## To do
Go through the entries below and write each one out exactly.

## Input material

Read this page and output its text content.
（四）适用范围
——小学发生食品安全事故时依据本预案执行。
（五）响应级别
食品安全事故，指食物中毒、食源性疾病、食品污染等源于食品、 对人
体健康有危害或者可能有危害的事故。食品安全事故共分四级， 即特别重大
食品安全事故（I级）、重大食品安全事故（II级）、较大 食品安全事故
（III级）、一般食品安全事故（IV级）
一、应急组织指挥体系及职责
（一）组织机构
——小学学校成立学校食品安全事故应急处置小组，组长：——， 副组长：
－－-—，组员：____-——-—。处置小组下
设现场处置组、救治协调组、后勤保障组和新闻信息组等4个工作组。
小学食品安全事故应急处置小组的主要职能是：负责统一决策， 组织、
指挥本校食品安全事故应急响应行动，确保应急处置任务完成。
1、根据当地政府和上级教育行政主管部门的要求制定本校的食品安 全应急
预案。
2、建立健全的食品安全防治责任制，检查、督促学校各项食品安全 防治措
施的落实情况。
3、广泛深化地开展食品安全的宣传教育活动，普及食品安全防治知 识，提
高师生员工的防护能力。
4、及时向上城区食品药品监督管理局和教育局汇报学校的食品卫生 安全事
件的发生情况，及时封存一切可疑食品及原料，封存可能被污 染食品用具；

## Exercise answer
Read this page and output its text content.
（四）适用范围
——小学发生食品安全事故时依据本预案执行。
（五）响应级别
食品安全事故，指食物中毒、食源性疾病、食品污染等源于食品、 对人
体健康有危害或者可能有危害的事故。食品安全事故共分四级， 即特别重大
食品安全事故（I级）、重大食品安全事故（II级）、较大 食品安全事故
（III级）、一般食品安全事故（IV级）
一、应急组织指挥体系及职责
（一）组织机构
——小学学校成立学校食品安全事故应急处置小组，组长：——， 副组长：
－－-—，组员：____-——-—。处置小组下
设现场处置组、救治协调组、后勤保障组和新闻信息组等4个工作组。
小学食品安全事故应急处置小组的主要职能是：负责统一决策， 组织、
指挥本校食品安全事故应急响应行动，确保应急处置任务完成。
1、根据当地政府和上级教育行政主管部门的要求制定本校的食品安 全应急
预案。
2、建立健全的食品安全防治责任制，检查、督促学校各项食品安全 防治措
施的落实情况。
3、广泛深化地开展食品安全的宣传教育活动，普及食品安全防治知 识，提
高师生员工的防护能力。
4、及时向上城区食品药品监督管理局和教育局汇报学校的食品卫生 安全事
件的发生情况，及时封存一切可疑食品及原料，封存可能被污 染食品用具；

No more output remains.